### Given exercise
Copy all lines that contain the word "Michel".

### Data entries

:::::

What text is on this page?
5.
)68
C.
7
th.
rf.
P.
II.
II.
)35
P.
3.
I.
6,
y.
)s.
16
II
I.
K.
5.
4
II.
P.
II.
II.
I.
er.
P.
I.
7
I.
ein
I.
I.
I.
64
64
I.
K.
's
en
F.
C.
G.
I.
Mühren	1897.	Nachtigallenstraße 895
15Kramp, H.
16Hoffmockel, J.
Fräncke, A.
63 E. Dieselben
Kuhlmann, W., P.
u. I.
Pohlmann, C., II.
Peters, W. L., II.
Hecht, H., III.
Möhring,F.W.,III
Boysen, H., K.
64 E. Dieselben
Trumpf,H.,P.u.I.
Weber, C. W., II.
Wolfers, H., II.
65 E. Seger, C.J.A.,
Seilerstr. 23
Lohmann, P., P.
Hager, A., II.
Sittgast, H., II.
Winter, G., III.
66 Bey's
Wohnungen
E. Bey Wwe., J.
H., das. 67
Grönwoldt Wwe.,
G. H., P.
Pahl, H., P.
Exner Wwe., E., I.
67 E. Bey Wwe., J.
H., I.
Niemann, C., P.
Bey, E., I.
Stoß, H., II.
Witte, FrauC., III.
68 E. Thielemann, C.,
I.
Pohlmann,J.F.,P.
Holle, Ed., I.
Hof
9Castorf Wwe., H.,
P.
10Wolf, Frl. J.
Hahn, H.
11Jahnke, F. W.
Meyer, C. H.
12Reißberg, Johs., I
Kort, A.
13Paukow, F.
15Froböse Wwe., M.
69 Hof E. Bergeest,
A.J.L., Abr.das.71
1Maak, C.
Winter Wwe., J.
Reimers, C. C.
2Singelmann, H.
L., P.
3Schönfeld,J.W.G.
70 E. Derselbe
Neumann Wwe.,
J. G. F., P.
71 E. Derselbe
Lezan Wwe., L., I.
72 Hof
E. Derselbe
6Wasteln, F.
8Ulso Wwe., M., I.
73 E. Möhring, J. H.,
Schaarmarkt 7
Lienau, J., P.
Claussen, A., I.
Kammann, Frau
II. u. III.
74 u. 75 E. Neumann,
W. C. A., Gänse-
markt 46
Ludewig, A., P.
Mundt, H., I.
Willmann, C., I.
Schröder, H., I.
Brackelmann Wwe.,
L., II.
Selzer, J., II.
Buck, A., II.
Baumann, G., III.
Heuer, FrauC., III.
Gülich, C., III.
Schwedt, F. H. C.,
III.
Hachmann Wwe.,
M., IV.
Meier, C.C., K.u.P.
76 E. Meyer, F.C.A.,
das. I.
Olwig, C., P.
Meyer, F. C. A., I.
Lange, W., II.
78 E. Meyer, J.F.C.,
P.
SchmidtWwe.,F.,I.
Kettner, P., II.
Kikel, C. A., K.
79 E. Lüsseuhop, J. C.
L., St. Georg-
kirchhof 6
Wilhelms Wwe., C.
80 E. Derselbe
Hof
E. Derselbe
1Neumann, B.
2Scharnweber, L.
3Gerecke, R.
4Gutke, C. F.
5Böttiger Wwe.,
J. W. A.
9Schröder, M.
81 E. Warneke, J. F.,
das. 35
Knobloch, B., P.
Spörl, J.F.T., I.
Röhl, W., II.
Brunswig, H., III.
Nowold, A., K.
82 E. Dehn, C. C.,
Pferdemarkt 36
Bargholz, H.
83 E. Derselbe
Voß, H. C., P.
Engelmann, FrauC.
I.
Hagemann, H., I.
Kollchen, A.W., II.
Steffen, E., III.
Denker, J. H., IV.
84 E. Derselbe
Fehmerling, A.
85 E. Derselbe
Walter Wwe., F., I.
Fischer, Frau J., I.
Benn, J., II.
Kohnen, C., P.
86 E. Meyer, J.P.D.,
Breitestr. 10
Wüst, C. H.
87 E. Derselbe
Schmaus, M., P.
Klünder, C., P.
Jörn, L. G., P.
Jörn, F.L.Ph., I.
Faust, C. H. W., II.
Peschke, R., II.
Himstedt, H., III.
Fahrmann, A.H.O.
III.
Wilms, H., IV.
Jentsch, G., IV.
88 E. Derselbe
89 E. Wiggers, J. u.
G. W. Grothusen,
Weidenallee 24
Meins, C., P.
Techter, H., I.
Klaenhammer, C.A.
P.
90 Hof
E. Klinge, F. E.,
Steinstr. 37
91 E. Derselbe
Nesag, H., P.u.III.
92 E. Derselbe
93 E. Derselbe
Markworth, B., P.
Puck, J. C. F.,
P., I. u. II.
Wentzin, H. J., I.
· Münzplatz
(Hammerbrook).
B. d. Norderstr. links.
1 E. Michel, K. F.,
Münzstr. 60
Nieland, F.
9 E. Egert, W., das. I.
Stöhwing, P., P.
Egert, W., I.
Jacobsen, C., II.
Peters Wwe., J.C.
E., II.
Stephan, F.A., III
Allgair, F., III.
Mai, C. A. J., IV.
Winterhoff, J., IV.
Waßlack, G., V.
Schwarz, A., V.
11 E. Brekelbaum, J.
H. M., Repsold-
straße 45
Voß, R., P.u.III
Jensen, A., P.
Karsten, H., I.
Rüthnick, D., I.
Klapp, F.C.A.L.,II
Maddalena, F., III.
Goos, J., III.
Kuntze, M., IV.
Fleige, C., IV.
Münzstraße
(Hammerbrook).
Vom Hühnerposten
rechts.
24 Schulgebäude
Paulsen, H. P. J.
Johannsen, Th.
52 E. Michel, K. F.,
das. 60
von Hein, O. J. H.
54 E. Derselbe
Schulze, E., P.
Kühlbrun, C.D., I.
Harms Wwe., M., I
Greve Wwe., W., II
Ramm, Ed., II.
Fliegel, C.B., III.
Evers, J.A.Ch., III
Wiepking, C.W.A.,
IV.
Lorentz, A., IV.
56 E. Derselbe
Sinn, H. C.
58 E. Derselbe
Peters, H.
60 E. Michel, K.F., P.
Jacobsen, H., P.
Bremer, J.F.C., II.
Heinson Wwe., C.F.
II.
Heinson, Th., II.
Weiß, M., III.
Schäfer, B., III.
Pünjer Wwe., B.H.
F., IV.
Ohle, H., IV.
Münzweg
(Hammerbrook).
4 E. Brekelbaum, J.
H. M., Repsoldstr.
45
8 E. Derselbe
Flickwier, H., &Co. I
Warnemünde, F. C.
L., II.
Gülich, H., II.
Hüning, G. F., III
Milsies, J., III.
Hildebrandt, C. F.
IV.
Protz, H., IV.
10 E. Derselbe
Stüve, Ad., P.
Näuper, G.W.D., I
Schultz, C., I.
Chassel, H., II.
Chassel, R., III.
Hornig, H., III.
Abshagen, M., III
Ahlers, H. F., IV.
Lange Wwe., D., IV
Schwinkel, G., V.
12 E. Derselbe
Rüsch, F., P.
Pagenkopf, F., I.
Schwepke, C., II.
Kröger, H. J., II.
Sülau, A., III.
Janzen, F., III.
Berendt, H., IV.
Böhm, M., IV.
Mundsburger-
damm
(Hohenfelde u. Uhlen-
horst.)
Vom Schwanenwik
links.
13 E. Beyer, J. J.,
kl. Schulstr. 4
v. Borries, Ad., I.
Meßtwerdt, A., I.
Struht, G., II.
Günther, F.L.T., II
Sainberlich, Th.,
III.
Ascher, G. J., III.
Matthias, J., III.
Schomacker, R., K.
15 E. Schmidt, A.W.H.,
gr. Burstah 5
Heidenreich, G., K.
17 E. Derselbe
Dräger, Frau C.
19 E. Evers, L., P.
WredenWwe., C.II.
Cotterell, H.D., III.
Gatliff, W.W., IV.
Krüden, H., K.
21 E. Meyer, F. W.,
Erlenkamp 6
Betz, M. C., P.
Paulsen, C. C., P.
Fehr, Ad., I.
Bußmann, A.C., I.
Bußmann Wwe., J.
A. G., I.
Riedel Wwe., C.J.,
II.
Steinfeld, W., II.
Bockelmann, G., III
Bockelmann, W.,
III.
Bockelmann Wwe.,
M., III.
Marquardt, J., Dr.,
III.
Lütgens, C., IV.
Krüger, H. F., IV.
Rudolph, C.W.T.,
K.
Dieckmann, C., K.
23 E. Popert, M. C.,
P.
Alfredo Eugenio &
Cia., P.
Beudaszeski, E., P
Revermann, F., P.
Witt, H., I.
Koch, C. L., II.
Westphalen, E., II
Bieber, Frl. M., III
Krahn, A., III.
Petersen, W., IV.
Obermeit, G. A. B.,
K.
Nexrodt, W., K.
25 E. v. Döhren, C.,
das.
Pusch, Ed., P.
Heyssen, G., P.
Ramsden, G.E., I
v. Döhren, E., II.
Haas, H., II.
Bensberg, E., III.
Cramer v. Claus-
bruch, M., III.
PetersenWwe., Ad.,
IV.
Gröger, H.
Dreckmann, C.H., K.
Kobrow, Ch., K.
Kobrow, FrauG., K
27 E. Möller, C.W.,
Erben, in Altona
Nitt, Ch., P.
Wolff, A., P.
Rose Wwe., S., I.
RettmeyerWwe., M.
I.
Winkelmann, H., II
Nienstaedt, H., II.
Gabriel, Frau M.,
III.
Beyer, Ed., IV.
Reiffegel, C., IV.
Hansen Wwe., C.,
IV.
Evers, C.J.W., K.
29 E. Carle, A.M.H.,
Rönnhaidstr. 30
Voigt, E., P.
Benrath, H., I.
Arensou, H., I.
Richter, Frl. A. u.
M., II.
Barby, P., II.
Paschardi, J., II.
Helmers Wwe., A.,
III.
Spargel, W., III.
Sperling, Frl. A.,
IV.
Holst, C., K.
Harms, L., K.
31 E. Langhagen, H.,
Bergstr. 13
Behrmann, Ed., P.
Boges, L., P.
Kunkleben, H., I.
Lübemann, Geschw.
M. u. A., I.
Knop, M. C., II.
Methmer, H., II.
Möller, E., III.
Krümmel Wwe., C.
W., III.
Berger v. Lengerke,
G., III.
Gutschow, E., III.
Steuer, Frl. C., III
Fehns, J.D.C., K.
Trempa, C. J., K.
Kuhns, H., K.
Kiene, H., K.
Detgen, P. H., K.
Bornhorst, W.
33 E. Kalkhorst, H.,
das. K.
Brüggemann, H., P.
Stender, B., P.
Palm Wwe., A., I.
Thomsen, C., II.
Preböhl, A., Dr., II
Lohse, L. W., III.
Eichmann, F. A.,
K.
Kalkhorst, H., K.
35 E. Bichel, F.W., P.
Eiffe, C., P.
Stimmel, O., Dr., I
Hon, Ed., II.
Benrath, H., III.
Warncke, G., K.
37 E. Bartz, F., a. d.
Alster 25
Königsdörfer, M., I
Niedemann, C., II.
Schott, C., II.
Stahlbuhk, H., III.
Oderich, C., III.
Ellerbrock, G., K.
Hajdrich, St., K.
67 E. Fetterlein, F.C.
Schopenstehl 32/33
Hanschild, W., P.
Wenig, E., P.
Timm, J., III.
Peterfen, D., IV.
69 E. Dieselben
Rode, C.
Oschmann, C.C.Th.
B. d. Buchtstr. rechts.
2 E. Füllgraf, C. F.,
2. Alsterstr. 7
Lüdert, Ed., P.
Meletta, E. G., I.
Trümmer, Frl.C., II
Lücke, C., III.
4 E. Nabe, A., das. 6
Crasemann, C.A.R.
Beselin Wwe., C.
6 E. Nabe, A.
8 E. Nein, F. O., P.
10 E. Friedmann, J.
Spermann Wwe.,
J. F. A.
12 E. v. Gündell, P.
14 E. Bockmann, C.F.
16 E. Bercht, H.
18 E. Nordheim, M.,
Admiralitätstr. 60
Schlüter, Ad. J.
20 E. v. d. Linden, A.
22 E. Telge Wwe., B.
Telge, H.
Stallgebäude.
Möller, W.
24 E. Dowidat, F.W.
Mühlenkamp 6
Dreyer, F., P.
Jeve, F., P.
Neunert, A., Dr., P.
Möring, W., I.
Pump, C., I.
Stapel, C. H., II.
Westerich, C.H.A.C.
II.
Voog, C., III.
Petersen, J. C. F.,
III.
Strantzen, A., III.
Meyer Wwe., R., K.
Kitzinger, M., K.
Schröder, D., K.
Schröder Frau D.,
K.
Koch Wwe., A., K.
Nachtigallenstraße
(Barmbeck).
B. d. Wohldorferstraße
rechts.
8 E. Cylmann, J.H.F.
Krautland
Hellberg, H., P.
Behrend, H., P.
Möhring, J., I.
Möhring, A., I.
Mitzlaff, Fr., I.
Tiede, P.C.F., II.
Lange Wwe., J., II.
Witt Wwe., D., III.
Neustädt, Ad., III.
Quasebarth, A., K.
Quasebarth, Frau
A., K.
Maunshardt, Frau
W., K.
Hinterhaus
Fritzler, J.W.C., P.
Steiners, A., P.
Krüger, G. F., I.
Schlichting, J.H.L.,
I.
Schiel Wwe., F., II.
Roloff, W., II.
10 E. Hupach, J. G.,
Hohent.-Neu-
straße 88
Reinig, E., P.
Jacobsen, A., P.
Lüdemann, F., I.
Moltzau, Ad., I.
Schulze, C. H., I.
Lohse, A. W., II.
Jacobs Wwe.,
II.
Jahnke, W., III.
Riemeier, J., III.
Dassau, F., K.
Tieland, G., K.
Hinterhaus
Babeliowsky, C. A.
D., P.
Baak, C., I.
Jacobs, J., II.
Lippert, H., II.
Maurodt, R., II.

:::::

### Solution for this problem
1 E. Michel, K. F.,
52 E. Michel, K. F.,
60 E. Michel, K.F., P.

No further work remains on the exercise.